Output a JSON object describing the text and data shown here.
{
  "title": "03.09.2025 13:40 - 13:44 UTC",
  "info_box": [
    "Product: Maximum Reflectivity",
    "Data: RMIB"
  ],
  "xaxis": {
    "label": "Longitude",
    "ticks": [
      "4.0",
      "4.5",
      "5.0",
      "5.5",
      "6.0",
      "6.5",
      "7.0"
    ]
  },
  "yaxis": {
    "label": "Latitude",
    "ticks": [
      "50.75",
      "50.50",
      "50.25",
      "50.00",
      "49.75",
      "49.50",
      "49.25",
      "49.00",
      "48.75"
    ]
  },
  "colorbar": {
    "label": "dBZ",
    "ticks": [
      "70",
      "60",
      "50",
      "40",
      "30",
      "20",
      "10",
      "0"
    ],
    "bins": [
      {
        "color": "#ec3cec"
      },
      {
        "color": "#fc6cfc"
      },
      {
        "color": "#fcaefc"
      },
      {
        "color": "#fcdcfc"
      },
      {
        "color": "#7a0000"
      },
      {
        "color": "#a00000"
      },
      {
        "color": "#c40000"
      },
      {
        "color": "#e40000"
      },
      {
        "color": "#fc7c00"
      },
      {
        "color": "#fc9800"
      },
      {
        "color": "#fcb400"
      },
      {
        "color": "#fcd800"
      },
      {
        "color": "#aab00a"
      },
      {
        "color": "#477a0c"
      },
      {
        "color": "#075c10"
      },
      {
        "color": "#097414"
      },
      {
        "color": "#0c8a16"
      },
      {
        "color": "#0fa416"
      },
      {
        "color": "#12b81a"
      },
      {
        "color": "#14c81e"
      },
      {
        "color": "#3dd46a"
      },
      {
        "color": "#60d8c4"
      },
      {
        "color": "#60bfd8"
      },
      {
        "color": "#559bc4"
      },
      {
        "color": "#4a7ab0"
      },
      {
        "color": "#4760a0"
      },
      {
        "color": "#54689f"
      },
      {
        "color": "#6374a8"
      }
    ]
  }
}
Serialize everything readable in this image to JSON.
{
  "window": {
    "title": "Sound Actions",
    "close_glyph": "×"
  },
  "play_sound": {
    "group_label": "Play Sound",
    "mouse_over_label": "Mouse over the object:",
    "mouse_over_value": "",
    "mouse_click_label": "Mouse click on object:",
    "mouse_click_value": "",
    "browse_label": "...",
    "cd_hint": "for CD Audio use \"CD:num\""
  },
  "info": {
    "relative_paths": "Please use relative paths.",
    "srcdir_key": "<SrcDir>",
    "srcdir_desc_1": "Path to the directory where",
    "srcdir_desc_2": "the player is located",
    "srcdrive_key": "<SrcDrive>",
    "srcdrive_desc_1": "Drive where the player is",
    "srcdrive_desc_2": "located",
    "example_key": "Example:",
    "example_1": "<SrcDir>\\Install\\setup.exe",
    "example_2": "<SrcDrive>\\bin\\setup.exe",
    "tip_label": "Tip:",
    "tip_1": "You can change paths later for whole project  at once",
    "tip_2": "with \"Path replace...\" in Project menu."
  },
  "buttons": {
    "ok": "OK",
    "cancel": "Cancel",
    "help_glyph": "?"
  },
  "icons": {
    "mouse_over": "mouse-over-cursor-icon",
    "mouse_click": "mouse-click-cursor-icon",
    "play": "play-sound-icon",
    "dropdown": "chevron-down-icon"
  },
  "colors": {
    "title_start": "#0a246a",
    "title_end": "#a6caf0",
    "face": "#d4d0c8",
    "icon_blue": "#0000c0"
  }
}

==

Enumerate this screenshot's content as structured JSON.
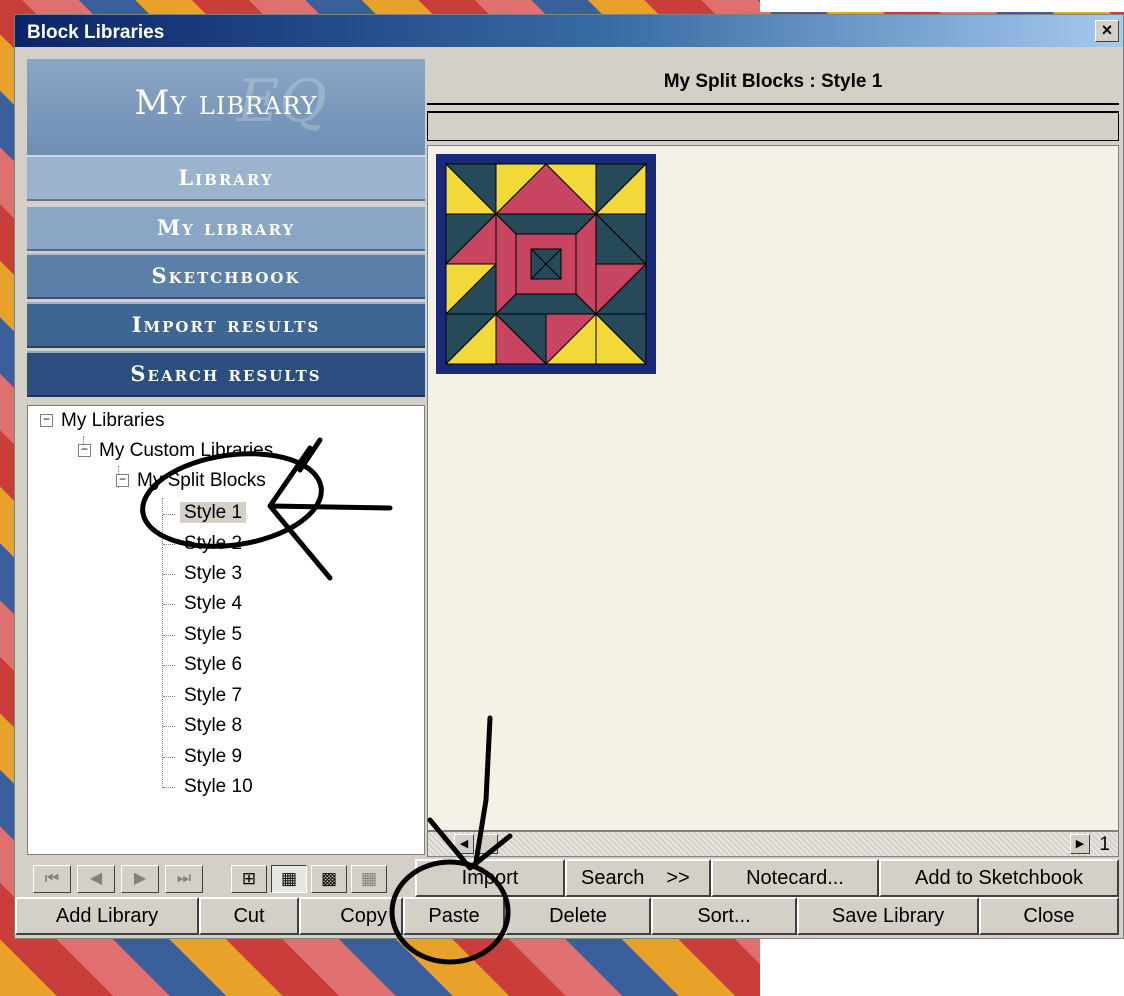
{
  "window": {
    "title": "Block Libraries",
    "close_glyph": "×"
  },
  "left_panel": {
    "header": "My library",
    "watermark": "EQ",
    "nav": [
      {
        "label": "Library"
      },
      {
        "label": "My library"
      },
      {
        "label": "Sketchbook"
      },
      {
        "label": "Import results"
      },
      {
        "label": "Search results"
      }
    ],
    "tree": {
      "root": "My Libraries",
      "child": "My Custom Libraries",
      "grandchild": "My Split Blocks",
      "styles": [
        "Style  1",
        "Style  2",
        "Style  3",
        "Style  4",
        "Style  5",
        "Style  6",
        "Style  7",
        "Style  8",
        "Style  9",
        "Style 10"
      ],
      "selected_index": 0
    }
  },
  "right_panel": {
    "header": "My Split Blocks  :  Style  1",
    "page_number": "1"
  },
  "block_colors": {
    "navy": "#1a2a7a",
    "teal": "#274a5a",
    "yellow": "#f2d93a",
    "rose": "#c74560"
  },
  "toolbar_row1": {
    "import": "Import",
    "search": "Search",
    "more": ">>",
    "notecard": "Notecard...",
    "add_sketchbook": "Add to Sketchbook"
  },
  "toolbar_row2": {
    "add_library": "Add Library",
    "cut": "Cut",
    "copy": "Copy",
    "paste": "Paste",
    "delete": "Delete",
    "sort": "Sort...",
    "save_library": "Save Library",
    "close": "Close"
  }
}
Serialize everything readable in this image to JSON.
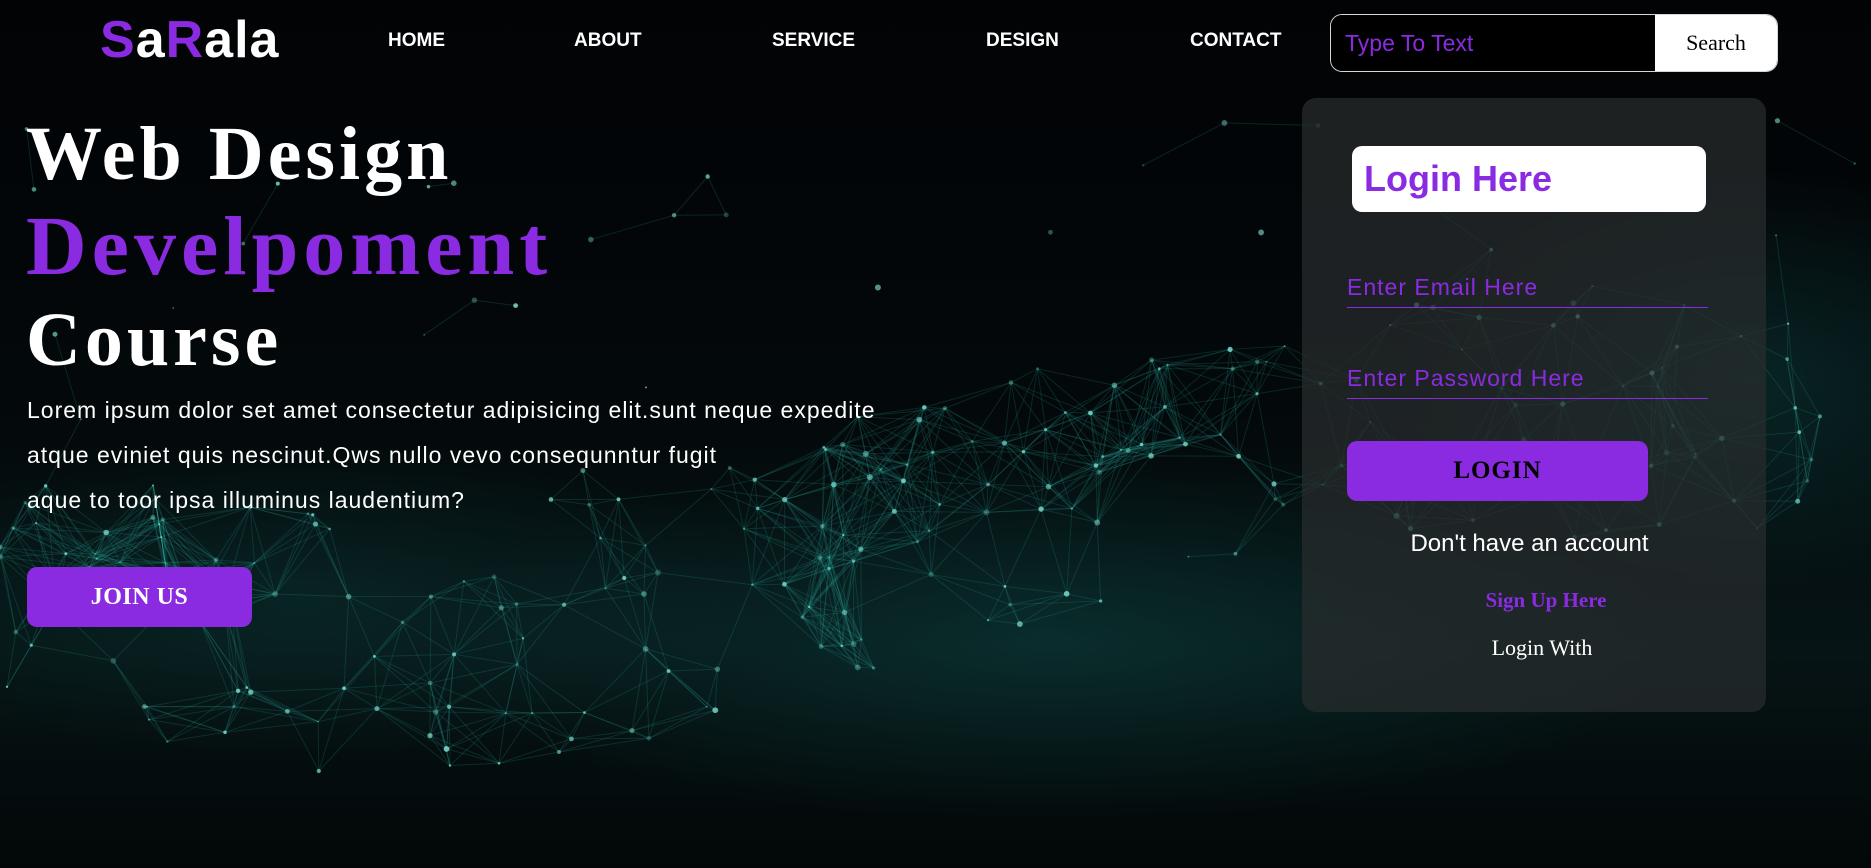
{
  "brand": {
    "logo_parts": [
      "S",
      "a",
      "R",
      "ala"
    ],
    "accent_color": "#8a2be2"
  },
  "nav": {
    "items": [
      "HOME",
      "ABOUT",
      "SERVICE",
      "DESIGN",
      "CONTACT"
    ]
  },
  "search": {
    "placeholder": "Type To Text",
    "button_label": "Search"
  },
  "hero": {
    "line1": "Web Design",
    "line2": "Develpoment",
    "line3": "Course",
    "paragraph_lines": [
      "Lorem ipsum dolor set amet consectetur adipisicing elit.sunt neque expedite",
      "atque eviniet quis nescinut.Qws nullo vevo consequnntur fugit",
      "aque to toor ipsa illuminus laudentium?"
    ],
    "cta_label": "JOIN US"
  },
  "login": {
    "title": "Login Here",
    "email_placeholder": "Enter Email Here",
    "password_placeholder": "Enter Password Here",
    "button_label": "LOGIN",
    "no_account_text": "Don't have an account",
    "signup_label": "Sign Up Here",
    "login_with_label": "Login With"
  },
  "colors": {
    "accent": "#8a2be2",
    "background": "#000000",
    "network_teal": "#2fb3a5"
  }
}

*TASK*
Scan the material above for the word "player". Copy each line where it occurs.

*EXPECTED OUTPUT*
    "srcdir_desc_2": "the player is located",
    "srcdrive_desc_1": "Drive where the player is",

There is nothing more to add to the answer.